===== INFORMATION PROVIDED

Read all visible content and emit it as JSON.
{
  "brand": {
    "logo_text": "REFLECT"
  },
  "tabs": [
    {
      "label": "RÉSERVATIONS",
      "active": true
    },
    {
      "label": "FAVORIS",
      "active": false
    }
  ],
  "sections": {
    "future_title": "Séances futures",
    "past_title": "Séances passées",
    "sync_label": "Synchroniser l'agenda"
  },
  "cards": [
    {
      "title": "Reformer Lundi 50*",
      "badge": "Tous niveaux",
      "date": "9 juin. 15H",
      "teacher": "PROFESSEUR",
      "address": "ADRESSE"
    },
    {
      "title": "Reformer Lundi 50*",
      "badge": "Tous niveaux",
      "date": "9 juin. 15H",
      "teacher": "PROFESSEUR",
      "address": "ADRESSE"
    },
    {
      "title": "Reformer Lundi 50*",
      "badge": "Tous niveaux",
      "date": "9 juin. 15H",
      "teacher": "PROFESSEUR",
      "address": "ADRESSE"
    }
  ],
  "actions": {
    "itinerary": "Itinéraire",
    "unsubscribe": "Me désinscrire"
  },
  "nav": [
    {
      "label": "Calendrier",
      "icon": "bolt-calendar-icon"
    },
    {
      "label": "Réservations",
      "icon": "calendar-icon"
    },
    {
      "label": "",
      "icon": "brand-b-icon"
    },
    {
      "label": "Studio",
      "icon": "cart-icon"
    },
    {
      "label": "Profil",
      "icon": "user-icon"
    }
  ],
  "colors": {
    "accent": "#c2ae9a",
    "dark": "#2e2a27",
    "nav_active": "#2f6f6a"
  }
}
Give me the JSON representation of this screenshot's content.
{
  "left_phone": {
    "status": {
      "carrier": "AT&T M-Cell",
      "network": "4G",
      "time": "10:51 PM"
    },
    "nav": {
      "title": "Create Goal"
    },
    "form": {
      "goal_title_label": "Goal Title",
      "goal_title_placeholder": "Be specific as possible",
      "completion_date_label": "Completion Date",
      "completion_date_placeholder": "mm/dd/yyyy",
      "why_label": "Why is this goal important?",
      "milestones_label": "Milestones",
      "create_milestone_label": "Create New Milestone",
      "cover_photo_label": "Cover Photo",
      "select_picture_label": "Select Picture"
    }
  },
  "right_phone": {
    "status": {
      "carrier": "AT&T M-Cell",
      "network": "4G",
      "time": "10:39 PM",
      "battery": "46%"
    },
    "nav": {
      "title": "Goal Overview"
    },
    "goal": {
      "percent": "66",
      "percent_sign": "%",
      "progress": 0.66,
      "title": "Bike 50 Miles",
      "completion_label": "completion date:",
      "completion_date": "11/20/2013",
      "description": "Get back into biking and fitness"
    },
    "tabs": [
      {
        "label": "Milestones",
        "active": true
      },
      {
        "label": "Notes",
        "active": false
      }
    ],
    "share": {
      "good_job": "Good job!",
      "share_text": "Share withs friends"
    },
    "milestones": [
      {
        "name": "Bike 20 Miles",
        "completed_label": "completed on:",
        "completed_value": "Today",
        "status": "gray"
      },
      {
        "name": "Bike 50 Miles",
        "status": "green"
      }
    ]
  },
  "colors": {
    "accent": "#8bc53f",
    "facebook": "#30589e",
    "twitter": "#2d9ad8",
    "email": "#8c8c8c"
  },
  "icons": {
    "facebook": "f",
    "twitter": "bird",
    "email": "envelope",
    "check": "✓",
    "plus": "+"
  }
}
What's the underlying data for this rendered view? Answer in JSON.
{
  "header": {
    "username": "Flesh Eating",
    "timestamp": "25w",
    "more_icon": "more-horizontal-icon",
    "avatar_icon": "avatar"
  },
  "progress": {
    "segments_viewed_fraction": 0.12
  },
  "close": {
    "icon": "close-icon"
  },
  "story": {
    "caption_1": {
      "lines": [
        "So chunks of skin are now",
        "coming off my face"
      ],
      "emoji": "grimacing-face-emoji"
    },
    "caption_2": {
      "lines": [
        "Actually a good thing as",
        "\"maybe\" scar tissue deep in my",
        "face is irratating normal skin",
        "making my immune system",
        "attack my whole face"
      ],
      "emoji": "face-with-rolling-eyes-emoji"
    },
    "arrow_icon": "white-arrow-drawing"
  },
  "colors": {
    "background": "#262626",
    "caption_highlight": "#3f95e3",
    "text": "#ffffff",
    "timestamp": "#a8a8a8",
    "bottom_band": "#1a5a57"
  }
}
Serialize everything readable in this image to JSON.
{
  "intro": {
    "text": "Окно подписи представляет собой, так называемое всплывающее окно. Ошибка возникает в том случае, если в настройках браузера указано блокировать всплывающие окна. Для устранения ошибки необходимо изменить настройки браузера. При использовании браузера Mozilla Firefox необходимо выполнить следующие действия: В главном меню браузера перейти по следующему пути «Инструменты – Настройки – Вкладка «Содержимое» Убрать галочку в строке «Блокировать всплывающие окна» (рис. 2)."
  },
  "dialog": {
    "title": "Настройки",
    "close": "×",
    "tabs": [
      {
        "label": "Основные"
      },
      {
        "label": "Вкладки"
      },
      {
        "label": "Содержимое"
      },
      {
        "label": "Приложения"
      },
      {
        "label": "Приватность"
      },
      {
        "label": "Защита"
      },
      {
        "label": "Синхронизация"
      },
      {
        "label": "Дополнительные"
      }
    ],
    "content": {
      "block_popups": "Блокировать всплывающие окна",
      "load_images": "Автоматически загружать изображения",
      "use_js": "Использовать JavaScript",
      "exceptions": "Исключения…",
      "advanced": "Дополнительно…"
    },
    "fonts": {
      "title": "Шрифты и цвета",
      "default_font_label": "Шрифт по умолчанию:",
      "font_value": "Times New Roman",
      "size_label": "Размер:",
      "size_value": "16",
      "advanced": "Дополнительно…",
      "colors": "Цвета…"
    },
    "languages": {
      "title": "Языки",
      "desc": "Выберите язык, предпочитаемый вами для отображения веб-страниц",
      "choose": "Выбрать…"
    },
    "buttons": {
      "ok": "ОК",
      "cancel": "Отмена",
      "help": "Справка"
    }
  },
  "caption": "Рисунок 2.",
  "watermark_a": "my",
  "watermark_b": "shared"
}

==========

WHAT IS ASKED: Report each line of the material above where the word "skin" appears.

WRITTEN RESPONSE:
        "So chunks of skin are now",
        "face is irratating normal skin",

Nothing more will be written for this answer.